** Start WORKING DATA **

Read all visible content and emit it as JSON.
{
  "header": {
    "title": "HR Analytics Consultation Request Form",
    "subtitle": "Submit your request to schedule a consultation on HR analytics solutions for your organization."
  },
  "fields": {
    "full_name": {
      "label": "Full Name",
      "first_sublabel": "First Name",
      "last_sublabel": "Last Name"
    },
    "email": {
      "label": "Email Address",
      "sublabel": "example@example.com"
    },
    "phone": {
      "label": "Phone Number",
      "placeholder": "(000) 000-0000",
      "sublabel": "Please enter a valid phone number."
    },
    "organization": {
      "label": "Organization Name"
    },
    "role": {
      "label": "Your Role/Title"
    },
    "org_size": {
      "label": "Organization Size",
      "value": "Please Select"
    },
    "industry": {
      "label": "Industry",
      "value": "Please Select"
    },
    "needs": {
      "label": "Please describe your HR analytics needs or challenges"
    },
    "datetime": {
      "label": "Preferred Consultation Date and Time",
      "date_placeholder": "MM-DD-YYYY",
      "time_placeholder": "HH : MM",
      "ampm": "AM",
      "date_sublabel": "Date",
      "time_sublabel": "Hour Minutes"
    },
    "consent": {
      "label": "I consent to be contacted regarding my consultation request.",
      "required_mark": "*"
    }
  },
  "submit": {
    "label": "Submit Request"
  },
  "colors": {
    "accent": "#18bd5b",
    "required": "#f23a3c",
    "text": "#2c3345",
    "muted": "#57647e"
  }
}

** End WORKING DATA **

● PROBLEM
Word for word, quote all of the data above.

● THE COMPLETED TASK
Read all visible content and emit it as JSON.
{
  "header": {
    "title": "HR Analytics Consultation Request Form",
    "subtitle": "Submit your request to schedule a consultation on HR analytics solutions for your organization."
  },
  "fields": {
    "full_name": {
      "label": "Full Name",
      "first_sublabel": "First Name",
      "last_sublabel": "Last Name"
    },
    "email": {
      "label": "Email Address",
      "sublabel": "example@example.com"
    },
    "phone": {
      "label": "Phone Number",
      "placeholder": "(000) 000-0000",
      "sublabel": "Please enter a valid phone number."
    },
    "organization": {
      "label": "Organization Name"
    },
    "role": {
      "label": "Your Role/Title"
    },
    "org_size": {
      "label": "Organization Size",
      "value": "Please Select"
    },
    "industry": {
      "label": "Industry",
      "value": "Please Select"
    },
    "needs": {
      "label": "Please describe your HR analytics needs or challenges"
    },
    "datetime": {
      "label": "Preferred Consultation Date and Time",
      "date_placeholder": "MM-DD-YYYY",
      "time_placeholder": "HH : MM",
      "ampm": "AM",
      "date_sublabel": "Date",
      "time_sublabel": "Hour Minutes"
    },
    "consent": {
      "label": "I consent to be contacted regarding my consultation request.",
      "required_mark": "*"
    }
  },
  "submit": {
    "label": "Submit Request"
  },
  "colors": {
    "accent": "#18bd5b",
    "required": "#f23a3c",
    "text": "#2c3345",
    "muted": "#57647e"
  }
}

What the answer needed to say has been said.